▸ Stated task
In the entries below, find every line holding the string "Калька" and collect it.

******

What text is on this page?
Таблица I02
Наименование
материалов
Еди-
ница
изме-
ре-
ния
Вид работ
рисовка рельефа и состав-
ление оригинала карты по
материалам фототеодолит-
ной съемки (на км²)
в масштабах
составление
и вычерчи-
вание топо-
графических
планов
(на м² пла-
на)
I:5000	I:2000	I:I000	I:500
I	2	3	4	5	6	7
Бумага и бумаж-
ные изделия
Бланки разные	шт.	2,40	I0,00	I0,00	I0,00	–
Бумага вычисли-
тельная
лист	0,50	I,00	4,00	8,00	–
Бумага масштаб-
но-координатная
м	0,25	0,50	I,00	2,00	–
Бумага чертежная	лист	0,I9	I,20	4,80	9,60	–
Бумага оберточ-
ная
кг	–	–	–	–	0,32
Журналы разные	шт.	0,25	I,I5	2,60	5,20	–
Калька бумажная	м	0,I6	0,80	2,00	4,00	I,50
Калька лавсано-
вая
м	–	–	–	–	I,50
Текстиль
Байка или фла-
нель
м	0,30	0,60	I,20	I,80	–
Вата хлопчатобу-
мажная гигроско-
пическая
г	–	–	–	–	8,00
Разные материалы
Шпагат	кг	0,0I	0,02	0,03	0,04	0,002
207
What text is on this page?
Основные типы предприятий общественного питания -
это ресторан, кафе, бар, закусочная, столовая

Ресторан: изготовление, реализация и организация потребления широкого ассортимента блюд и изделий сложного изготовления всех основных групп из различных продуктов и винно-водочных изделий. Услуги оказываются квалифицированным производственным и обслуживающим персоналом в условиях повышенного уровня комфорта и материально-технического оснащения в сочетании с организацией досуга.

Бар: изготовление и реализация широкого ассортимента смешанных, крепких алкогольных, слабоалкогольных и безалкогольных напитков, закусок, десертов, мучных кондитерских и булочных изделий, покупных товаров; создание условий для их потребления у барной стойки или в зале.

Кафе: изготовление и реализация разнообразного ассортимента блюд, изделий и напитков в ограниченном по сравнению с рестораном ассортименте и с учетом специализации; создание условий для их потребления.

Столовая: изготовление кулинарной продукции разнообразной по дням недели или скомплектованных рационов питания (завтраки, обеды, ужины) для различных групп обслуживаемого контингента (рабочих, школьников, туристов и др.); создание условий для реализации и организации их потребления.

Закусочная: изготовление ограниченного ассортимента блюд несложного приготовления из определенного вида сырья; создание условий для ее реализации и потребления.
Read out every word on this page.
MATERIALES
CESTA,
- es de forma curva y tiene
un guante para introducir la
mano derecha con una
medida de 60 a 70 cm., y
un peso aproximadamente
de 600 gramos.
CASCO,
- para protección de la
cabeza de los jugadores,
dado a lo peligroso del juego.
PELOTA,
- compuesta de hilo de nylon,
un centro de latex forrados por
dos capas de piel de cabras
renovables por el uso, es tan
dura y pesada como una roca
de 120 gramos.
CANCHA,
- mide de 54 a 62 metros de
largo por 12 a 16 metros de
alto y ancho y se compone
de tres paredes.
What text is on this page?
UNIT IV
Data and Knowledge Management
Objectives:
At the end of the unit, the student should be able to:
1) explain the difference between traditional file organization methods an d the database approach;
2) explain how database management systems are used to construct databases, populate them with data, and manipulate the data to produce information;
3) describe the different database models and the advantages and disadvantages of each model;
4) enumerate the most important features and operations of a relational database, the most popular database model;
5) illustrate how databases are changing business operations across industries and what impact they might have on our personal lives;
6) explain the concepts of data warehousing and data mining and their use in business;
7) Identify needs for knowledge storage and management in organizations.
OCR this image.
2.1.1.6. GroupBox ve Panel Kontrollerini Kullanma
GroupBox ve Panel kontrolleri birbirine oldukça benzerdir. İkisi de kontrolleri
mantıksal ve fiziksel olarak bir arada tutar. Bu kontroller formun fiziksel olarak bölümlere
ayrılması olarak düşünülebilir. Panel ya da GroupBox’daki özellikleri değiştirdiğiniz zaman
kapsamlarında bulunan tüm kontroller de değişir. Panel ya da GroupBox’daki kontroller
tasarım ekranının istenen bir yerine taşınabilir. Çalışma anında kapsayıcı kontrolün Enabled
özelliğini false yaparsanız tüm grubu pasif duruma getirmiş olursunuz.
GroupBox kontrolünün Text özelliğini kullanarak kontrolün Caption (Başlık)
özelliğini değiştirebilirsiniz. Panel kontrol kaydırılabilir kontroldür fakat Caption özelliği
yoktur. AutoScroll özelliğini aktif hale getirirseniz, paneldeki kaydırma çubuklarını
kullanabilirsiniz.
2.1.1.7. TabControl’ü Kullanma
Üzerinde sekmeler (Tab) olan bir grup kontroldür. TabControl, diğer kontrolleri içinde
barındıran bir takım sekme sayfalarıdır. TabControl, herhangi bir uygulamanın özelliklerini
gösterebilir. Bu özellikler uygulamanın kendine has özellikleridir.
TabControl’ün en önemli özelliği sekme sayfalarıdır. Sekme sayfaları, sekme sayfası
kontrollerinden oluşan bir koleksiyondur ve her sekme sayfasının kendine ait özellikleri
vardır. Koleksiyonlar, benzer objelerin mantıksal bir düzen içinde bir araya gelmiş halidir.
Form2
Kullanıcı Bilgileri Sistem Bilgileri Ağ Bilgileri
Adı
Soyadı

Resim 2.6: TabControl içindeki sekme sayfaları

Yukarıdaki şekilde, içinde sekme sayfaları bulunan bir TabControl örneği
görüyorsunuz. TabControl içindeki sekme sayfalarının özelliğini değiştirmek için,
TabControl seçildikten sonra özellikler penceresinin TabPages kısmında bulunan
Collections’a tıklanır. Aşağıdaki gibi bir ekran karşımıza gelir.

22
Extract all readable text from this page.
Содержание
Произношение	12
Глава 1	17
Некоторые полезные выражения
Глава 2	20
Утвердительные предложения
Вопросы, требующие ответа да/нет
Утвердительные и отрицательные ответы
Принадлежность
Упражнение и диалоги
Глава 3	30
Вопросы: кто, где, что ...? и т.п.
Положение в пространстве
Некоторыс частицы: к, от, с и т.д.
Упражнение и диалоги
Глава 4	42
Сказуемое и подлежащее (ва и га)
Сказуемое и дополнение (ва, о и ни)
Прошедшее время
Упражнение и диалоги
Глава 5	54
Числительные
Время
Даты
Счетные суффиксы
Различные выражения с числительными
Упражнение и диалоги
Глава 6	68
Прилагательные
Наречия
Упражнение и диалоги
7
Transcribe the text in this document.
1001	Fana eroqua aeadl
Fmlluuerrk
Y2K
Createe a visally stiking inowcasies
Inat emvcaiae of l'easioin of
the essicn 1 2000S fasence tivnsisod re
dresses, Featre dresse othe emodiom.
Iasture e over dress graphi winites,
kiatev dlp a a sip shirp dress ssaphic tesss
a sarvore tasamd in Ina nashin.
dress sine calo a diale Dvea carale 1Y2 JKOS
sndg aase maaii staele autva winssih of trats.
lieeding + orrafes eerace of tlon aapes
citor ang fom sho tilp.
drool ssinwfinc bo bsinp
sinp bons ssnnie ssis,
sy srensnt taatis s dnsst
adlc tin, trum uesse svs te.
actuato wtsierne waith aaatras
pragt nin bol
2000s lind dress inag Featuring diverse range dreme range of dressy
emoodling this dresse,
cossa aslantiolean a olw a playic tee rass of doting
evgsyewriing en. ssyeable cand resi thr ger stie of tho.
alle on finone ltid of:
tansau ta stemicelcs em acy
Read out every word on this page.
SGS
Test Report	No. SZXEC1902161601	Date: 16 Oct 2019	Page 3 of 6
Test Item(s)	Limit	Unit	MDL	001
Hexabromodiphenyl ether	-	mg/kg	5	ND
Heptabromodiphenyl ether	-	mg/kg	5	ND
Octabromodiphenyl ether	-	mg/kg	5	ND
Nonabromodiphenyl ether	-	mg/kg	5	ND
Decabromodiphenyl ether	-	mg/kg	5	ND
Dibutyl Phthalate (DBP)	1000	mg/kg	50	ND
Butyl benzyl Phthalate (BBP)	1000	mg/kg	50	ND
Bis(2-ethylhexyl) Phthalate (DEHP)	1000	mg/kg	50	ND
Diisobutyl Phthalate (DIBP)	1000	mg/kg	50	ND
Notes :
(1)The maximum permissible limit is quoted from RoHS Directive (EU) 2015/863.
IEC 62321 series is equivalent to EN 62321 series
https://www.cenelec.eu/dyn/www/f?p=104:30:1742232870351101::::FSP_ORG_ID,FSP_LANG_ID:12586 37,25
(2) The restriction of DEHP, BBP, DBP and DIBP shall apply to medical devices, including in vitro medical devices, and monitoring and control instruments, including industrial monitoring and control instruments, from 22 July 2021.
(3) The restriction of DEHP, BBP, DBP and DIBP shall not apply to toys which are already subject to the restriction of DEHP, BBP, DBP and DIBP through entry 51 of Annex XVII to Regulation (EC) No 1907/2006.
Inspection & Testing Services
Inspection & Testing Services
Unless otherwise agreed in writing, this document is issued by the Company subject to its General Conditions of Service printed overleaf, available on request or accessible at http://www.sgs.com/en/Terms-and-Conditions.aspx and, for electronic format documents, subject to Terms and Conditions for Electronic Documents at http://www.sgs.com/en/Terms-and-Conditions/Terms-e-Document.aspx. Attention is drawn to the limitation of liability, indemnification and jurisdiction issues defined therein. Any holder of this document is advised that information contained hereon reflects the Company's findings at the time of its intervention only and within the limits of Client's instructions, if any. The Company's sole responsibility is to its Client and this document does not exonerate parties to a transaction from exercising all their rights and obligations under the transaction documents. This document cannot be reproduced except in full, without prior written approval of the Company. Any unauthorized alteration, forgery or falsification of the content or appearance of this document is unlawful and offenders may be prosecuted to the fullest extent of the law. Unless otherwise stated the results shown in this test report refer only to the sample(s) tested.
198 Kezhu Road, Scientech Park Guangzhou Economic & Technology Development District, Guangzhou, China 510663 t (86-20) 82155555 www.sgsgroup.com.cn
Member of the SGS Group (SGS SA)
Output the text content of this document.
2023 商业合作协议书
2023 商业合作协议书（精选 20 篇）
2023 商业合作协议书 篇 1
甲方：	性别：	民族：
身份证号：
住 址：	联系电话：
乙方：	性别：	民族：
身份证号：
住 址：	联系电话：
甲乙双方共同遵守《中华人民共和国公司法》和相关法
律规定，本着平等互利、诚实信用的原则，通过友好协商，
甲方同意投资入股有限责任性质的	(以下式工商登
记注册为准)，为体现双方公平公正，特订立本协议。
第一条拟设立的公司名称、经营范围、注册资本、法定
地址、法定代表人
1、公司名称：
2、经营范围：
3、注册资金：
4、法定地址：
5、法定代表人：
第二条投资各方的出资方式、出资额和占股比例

******

▸ Completed task
Калька бумажная	м	0,I6	0,80	2,00	4,00	I,50
Калька лавсано-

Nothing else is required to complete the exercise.